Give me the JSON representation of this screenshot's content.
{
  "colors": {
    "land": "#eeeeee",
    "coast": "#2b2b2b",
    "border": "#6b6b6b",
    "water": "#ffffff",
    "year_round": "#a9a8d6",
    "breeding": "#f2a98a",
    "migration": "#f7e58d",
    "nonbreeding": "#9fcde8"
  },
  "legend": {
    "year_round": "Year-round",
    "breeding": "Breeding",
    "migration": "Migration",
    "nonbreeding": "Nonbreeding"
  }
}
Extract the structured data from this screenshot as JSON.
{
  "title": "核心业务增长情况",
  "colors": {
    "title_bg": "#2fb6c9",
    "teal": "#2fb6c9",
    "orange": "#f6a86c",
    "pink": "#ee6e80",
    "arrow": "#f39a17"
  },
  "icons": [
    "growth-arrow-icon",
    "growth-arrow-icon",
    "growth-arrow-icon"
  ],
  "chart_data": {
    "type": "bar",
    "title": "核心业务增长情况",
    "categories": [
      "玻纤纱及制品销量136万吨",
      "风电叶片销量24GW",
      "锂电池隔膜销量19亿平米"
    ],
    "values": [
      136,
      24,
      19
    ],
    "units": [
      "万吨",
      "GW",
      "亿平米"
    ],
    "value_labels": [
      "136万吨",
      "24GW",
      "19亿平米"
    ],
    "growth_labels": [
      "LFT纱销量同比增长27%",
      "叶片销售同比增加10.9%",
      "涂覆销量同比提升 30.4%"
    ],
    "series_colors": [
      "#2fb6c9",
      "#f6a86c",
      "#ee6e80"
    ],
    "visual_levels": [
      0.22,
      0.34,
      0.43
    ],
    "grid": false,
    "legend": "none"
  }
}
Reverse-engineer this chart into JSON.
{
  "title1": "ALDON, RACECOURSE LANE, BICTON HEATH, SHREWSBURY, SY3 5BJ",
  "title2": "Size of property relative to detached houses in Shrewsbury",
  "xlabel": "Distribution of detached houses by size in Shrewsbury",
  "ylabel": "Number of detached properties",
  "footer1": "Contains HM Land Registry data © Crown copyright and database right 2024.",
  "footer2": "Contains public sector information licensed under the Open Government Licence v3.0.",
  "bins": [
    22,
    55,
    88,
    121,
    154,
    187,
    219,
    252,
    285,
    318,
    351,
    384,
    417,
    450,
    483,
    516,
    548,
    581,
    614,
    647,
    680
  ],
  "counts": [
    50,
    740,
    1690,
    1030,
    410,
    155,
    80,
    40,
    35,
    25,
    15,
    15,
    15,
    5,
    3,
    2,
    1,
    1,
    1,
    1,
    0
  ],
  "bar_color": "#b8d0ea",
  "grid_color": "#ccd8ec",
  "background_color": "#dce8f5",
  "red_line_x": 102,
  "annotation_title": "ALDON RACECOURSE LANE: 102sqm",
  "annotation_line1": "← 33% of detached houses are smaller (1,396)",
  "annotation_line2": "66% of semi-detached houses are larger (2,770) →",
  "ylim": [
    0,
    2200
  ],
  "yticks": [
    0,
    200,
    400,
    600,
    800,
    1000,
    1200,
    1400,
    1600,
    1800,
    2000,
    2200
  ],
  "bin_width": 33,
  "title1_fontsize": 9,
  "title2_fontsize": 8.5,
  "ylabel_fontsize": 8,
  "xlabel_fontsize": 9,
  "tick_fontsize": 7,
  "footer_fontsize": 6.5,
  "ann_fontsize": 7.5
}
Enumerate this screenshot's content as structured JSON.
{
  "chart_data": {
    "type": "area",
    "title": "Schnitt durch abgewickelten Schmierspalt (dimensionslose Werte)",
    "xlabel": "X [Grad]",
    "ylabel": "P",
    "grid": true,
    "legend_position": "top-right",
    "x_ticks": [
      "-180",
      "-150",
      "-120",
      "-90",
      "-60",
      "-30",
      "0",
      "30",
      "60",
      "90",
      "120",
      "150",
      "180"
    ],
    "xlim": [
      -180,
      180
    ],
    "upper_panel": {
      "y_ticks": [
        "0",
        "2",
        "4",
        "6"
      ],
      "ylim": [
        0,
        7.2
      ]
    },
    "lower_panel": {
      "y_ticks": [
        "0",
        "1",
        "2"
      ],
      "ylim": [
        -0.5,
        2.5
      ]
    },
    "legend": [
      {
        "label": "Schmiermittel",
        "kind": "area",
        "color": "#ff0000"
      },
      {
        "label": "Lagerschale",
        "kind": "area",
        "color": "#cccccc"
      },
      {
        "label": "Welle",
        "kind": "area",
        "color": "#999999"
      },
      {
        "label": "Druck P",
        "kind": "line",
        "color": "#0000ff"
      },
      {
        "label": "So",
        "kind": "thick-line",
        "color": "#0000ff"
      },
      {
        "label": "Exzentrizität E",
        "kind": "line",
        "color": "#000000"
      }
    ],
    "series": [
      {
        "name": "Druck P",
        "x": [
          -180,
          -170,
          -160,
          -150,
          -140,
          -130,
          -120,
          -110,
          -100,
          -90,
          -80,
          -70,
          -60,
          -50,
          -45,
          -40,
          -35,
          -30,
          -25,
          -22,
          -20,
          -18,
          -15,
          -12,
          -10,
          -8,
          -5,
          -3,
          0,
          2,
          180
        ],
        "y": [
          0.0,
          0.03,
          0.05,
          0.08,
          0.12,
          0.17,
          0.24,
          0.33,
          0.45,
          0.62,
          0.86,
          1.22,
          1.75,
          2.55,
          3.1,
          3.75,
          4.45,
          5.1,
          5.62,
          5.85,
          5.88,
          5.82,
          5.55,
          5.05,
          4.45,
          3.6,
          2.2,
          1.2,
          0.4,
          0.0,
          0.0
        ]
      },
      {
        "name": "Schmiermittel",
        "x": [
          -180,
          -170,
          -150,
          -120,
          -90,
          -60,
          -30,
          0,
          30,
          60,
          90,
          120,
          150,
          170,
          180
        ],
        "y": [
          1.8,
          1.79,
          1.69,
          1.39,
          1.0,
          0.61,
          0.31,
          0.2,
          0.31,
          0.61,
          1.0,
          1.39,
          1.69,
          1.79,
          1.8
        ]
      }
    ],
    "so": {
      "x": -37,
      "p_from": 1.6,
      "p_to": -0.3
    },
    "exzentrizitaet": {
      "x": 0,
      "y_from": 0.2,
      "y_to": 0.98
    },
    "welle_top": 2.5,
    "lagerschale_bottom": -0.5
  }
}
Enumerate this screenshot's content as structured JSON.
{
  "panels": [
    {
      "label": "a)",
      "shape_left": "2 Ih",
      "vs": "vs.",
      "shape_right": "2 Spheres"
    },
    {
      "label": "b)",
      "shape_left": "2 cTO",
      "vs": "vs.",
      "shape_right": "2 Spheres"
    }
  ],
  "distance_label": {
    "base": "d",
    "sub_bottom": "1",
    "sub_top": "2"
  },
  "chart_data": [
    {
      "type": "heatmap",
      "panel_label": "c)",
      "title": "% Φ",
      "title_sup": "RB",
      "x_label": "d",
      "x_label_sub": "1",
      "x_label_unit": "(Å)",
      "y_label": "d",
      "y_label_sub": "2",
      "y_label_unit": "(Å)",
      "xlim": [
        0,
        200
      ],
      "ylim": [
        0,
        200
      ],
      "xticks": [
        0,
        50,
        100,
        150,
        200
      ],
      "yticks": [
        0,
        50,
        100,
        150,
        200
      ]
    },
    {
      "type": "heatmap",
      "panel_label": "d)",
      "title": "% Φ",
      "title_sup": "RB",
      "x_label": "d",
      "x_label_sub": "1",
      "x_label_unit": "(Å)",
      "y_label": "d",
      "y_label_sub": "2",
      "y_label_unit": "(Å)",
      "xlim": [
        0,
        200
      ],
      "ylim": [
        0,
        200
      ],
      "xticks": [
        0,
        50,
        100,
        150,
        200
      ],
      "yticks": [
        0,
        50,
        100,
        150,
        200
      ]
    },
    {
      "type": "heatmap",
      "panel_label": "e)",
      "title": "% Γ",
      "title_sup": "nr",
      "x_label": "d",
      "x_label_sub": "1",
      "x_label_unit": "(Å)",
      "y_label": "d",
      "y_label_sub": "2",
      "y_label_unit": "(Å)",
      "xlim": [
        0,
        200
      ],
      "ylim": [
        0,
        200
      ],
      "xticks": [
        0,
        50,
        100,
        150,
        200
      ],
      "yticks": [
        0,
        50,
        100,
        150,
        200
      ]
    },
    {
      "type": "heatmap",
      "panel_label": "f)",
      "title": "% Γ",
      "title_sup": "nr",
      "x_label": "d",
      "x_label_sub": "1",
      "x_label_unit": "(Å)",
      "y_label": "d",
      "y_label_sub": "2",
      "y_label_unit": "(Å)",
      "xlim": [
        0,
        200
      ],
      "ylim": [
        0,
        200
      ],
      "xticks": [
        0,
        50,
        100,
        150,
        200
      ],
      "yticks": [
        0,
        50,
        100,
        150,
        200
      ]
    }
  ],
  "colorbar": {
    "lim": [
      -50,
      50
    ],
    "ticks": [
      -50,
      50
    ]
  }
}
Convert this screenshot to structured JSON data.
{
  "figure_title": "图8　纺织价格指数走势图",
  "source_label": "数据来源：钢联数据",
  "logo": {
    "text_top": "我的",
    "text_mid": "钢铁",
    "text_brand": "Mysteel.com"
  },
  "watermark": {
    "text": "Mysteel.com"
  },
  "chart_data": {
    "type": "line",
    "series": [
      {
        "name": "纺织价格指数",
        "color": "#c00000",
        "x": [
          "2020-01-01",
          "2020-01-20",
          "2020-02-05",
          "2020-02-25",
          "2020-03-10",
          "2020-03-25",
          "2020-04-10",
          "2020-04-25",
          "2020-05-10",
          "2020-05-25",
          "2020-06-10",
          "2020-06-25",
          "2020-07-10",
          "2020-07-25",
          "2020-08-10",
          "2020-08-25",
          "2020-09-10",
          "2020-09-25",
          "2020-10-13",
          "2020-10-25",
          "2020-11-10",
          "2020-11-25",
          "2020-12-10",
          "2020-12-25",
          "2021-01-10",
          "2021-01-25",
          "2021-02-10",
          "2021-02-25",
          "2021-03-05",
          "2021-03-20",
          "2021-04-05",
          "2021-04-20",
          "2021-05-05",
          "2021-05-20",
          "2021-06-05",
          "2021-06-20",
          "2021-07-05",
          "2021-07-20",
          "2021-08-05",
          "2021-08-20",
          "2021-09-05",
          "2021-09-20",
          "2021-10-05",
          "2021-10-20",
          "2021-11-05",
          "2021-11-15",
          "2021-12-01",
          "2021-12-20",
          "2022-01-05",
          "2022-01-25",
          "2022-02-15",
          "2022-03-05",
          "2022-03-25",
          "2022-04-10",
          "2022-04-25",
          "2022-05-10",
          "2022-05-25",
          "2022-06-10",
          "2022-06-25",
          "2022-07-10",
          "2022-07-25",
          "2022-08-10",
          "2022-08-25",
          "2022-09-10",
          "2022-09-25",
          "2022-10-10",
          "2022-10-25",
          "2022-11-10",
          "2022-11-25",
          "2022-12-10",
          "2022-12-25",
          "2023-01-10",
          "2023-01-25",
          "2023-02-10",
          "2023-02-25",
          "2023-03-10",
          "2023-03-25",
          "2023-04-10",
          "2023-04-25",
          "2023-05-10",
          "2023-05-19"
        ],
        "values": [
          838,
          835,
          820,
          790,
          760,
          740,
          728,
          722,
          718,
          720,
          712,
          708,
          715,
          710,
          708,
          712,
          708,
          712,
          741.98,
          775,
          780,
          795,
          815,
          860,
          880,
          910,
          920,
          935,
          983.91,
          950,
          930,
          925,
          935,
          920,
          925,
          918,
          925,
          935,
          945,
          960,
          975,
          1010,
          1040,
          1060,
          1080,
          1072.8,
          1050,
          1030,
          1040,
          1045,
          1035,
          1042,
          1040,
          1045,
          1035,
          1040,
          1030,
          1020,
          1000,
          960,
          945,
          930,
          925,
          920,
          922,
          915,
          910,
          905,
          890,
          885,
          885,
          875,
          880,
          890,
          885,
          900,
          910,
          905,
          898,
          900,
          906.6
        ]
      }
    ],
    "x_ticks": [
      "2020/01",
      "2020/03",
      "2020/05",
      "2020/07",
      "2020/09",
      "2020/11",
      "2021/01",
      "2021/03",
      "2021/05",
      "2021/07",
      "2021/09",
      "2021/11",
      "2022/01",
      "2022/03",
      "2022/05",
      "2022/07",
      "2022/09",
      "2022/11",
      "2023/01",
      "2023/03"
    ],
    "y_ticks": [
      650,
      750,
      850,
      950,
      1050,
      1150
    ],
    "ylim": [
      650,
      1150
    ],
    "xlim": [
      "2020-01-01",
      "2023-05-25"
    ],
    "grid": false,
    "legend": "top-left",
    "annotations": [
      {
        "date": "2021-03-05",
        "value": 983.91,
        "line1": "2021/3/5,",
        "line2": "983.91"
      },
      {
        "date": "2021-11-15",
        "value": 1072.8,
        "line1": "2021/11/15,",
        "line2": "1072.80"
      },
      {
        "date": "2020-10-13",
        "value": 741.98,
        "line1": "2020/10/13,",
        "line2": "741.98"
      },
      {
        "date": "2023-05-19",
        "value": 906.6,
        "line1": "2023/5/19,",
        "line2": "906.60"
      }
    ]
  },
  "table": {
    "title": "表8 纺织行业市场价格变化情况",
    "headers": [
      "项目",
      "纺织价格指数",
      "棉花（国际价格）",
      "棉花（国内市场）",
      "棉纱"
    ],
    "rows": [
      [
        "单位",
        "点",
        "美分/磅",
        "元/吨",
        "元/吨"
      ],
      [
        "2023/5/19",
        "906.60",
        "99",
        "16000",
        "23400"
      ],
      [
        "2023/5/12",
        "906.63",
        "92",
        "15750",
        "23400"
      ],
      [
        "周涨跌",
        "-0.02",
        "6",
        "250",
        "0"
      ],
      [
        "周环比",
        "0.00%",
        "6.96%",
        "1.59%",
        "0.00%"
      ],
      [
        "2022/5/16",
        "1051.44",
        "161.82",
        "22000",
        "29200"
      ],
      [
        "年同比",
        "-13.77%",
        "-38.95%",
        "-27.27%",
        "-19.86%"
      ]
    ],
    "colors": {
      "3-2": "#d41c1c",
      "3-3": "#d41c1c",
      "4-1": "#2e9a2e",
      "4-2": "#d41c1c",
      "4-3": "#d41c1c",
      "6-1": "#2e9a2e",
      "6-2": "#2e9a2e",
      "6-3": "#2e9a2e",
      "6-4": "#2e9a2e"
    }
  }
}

* * *

● **THE EXERCISE**: Select and copy every line of the material that holds the string "detached".

● **EXPECTED ANSWER**:
  "title2": "Size of property relative to detached houses in Shrewsbury",
  "xlabel": "Distribution of detached houses by size in Shrewsbury",
  "ylabel": "Number of detached properties",
  "annotation_line1": "← 33% of detached houses are smaller (1,396)",
  "annotation_line2": "66% of semi-detached houses are larger (2,770) →",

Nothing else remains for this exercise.